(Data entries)
=====

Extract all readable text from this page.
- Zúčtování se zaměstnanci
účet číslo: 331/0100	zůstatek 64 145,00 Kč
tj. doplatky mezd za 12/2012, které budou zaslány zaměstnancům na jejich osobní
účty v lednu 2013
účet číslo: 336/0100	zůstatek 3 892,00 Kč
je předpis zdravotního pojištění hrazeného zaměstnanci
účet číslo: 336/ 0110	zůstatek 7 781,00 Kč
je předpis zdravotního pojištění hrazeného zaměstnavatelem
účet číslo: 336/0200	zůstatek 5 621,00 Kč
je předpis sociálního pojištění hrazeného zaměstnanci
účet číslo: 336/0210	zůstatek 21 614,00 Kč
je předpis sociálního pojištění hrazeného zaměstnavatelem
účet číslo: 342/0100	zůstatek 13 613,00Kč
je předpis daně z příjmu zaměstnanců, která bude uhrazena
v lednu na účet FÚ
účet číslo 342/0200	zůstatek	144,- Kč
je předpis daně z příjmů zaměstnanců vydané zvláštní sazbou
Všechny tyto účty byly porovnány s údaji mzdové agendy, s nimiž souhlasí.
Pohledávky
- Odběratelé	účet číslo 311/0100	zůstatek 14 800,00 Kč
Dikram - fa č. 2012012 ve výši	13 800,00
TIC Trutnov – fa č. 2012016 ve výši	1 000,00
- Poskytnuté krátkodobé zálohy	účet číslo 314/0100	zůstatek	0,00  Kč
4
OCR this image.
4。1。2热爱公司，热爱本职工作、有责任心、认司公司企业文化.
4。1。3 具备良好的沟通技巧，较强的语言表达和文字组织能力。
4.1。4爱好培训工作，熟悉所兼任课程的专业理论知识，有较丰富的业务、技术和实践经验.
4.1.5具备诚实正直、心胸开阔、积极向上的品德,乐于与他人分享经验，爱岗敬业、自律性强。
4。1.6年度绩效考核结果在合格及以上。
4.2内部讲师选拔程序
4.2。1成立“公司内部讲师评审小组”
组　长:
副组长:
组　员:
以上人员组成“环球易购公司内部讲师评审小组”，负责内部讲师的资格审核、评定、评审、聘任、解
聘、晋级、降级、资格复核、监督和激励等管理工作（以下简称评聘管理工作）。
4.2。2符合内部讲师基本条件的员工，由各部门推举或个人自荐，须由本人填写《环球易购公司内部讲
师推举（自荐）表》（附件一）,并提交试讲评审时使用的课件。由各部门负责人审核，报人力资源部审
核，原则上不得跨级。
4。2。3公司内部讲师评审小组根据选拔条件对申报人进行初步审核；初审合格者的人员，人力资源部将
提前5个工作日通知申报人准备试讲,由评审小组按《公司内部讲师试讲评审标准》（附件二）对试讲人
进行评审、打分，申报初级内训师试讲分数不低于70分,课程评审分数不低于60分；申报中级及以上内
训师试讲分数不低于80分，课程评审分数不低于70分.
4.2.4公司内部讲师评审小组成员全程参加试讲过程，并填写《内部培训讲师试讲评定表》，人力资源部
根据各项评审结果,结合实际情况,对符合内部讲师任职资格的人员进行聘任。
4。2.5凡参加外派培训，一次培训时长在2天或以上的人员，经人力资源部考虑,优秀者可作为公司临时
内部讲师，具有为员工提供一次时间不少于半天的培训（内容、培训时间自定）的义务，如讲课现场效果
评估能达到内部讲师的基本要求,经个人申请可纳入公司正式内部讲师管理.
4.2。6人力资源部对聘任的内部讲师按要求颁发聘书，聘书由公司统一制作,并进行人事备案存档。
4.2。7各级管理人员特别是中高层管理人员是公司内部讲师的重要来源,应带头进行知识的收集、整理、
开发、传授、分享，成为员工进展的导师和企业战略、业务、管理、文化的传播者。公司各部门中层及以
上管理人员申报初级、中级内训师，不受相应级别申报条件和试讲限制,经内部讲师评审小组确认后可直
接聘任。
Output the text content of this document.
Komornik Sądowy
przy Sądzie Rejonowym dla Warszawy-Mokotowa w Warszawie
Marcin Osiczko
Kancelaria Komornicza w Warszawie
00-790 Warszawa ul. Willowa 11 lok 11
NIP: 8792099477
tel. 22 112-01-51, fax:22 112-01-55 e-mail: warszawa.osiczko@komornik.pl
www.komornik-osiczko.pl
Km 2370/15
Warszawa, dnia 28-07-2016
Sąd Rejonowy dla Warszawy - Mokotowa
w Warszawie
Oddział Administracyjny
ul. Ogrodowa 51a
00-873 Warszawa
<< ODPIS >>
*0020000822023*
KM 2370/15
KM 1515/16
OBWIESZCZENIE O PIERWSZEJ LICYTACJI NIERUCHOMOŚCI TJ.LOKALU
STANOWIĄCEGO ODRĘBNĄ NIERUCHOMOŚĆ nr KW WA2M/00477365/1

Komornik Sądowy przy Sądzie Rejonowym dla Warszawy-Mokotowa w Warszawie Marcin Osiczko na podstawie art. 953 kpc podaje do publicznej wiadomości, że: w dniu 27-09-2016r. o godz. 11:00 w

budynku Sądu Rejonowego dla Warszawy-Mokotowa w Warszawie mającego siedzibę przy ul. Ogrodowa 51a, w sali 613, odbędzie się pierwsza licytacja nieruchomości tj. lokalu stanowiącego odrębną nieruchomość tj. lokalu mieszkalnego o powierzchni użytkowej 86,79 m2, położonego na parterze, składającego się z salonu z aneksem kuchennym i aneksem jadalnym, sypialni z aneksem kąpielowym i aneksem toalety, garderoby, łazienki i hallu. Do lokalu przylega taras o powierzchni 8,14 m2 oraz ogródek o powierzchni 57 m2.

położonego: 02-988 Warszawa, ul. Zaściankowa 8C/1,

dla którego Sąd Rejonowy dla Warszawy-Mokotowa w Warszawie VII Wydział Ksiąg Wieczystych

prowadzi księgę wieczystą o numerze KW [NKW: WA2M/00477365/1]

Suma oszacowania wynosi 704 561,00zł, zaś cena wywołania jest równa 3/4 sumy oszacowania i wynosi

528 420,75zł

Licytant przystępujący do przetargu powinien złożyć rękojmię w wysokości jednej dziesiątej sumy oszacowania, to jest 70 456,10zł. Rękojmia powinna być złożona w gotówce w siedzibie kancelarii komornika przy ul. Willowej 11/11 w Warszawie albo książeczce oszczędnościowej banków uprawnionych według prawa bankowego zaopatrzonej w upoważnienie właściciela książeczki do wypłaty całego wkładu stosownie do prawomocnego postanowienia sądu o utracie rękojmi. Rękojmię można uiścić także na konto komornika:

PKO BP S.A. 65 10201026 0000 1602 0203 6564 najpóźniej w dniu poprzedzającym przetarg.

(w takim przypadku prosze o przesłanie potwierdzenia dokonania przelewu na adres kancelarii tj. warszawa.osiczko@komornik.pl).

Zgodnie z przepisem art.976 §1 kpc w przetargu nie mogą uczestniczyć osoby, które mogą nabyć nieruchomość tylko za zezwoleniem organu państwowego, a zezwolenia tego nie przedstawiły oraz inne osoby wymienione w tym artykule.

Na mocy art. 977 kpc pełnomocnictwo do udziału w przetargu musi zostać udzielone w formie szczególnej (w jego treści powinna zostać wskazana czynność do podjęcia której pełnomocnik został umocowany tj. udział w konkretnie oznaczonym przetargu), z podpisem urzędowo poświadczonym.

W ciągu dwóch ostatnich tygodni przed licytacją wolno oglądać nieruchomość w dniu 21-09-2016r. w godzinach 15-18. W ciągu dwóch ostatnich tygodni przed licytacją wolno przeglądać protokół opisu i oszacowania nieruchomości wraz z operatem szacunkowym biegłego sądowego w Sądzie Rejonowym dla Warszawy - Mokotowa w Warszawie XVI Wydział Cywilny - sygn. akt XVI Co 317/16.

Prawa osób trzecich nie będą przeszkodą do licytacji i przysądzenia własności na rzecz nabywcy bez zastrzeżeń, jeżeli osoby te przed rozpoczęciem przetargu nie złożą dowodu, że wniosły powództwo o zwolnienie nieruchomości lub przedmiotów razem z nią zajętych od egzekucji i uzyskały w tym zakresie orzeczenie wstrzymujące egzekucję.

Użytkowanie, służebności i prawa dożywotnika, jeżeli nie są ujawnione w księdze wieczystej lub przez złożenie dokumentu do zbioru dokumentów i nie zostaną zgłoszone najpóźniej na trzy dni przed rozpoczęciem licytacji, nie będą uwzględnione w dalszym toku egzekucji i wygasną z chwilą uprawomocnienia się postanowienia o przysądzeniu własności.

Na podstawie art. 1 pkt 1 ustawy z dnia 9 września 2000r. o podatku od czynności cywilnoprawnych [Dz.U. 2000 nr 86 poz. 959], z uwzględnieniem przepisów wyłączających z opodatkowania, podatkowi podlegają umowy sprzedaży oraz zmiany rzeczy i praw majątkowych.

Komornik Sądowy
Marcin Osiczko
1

=====

_DIRECTIVE_
Check each line above for the string "jeżeli" and show the ones that have it.

_WRITTEN SOLUTION_
Prawa osób trzecich nie będą przeszkodą do licytacji i przysądzenia własności na rzecz nabywcy bez zastrzeżeń, jeżeli osoby te przed rozpoczęciem przetargu nie złożą dowodu, że wniosły powództwo o zwolnienie nieruchomości lub przedmiotów razem z nią zajętych od egzekucji i uzyskały w tym zakresie orzeczenie wstrzymujące egzekucję.
Użytkowanie, służebności i prawa dożywotnika, jeżeli nie są ujawnione w księdze wieczystej lub przez złożenie dokumentu do zbioru dokumentów i nie zostaną zgłoszone najpóźniej na trzy dni przed rozpoczęciem licytacji, nie będą uwzględnione w dalszym toku egzekucji i wygasną z chwilą uprawomocnienia się postanowienia o przysądzeniu własności.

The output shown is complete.